- WHAT IS ASKED -
In the material below, identify each line bearing the word "replies". Reproduce those lines.

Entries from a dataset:
BEGIN
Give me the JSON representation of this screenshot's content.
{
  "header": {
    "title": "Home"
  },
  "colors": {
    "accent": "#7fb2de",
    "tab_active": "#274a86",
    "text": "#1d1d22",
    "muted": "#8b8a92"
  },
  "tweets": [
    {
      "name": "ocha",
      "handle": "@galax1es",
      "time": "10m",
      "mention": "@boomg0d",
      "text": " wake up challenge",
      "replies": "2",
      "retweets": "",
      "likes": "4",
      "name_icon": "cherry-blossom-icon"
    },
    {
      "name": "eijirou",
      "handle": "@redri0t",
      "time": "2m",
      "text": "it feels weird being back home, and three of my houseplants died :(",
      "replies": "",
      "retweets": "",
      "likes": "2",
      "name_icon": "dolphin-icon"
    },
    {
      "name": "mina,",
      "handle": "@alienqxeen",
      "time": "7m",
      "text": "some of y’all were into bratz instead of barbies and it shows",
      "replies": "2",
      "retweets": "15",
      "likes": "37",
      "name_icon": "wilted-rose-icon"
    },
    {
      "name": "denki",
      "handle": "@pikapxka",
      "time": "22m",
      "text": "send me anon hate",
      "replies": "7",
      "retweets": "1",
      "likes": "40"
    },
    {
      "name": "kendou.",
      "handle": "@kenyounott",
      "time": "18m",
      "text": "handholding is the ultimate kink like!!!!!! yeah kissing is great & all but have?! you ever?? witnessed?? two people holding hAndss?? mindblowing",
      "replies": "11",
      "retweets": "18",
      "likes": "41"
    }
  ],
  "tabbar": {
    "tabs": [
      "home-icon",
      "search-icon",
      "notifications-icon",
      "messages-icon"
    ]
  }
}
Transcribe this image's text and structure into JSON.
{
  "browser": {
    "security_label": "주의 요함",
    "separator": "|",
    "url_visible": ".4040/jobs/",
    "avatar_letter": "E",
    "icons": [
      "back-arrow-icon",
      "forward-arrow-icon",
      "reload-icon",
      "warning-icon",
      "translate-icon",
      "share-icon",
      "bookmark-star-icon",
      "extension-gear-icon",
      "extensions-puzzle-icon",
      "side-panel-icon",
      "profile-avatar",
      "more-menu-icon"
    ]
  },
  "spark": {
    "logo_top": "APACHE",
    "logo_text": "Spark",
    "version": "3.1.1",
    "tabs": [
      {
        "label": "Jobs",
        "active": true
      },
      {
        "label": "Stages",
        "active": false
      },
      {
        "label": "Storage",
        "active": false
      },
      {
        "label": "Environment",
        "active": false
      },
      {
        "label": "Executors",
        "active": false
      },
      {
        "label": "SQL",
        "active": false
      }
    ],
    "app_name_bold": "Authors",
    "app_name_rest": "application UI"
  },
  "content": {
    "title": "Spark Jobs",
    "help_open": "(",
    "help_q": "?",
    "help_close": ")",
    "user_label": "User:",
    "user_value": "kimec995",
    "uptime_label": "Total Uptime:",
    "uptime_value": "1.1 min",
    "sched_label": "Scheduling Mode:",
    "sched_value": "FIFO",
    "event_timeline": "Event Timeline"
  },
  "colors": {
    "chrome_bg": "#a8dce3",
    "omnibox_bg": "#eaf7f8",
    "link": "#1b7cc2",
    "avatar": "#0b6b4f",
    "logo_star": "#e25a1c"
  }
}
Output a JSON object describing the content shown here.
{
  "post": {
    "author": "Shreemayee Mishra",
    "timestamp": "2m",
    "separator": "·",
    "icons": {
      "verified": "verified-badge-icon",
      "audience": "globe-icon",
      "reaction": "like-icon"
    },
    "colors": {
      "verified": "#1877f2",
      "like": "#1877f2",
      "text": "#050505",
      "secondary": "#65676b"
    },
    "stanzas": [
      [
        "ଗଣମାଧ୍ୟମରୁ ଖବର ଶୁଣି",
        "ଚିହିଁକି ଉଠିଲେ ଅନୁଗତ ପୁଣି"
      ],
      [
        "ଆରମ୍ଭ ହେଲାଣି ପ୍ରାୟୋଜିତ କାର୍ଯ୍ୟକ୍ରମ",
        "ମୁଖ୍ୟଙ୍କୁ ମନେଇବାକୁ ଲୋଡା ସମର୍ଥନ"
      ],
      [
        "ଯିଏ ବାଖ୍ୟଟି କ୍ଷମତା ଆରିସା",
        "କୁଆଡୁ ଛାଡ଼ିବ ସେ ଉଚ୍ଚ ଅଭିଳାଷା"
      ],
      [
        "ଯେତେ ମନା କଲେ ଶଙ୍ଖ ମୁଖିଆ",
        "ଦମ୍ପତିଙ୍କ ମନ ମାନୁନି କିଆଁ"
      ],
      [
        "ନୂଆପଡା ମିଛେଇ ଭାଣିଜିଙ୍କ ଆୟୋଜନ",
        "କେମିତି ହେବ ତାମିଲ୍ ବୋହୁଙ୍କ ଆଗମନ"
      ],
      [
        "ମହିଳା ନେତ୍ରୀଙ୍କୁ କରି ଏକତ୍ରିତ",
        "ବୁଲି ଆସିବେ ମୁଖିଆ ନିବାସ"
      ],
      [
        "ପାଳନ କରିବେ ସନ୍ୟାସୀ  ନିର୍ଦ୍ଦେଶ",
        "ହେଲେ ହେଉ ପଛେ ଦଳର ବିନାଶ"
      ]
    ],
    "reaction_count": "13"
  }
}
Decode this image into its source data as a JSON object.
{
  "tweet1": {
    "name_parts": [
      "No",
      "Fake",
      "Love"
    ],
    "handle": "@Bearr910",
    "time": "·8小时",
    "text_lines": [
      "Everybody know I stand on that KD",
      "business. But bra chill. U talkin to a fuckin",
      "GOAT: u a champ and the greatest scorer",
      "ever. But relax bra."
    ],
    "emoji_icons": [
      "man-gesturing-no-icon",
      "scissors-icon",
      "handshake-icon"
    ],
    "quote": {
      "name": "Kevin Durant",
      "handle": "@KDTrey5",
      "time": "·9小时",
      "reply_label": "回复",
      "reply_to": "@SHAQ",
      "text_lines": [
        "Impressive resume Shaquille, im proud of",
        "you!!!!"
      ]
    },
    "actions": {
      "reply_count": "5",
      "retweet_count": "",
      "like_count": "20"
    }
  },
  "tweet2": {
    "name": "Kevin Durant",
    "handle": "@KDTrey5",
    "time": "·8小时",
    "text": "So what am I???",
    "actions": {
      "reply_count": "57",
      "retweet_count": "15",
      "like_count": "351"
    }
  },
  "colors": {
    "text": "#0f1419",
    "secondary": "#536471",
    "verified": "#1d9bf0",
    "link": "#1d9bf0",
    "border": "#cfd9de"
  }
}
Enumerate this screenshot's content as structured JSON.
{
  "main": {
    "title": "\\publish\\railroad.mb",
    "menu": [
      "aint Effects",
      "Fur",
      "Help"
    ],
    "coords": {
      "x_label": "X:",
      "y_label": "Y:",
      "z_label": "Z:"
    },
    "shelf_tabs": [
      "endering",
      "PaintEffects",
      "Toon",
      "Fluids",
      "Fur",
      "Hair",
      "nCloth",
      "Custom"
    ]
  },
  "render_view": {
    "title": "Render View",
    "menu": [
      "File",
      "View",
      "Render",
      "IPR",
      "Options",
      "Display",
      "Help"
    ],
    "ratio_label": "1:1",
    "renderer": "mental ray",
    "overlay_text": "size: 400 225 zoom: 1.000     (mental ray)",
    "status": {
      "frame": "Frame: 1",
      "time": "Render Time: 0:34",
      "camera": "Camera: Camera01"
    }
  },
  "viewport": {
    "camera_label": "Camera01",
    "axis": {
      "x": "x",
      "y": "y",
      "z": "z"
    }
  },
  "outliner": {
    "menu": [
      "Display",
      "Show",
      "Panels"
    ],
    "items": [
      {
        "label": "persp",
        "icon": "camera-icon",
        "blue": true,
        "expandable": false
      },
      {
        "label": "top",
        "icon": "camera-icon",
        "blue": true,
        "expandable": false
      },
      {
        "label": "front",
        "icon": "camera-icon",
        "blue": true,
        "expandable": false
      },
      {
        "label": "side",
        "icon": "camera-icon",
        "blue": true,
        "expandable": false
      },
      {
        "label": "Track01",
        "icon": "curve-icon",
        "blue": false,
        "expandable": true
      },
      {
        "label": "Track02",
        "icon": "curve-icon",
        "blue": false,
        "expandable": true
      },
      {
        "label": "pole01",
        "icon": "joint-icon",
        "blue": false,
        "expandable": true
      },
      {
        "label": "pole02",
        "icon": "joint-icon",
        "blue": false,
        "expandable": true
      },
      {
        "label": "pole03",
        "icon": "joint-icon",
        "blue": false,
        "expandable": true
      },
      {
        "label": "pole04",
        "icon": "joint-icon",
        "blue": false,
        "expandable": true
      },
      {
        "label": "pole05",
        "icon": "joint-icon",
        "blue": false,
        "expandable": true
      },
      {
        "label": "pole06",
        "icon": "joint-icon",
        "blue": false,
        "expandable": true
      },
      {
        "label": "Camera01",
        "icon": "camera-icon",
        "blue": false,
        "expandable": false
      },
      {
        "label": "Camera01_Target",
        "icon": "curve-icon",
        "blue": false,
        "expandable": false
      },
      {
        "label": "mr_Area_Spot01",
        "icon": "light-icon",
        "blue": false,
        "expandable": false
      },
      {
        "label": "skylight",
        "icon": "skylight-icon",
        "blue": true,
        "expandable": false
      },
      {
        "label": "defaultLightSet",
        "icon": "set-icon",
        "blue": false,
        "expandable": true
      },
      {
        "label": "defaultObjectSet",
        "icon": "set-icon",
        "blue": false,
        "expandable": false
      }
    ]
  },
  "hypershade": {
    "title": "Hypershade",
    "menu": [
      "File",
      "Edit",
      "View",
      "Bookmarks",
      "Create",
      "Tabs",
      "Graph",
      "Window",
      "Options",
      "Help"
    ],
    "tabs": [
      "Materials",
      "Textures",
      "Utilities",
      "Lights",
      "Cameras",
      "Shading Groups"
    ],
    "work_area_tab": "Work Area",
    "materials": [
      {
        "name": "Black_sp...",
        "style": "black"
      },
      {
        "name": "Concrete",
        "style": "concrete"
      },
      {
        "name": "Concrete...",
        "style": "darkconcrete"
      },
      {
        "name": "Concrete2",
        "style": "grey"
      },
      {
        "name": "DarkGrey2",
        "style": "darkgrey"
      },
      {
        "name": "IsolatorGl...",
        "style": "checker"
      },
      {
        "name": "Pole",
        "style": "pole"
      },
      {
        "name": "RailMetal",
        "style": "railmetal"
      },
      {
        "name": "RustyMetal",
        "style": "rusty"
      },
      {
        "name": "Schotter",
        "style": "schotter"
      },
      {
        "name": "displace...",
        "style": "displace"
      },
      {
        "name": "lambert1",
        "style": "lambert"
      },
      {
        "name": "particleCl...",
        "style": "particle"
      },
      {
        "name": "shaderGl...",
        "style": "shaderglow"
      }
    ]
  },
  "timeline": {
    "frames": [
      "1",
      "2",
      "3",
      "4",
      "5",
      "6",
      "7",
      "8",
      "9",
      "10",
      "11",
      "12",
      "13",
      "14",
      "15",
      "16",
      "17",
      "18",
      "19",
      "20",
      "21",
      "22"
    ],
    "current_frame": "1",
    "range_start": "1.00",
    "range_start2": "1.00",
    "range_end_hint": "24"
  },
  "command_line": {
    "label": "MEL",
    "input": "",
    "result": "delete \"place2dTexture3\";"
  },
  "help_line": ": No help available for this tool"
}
END
- RESULT FOR THIS TASK -
      "replies": "2",
      "replies": "",
      "replies": "2",
      "replies": "7",
      "replies": "11",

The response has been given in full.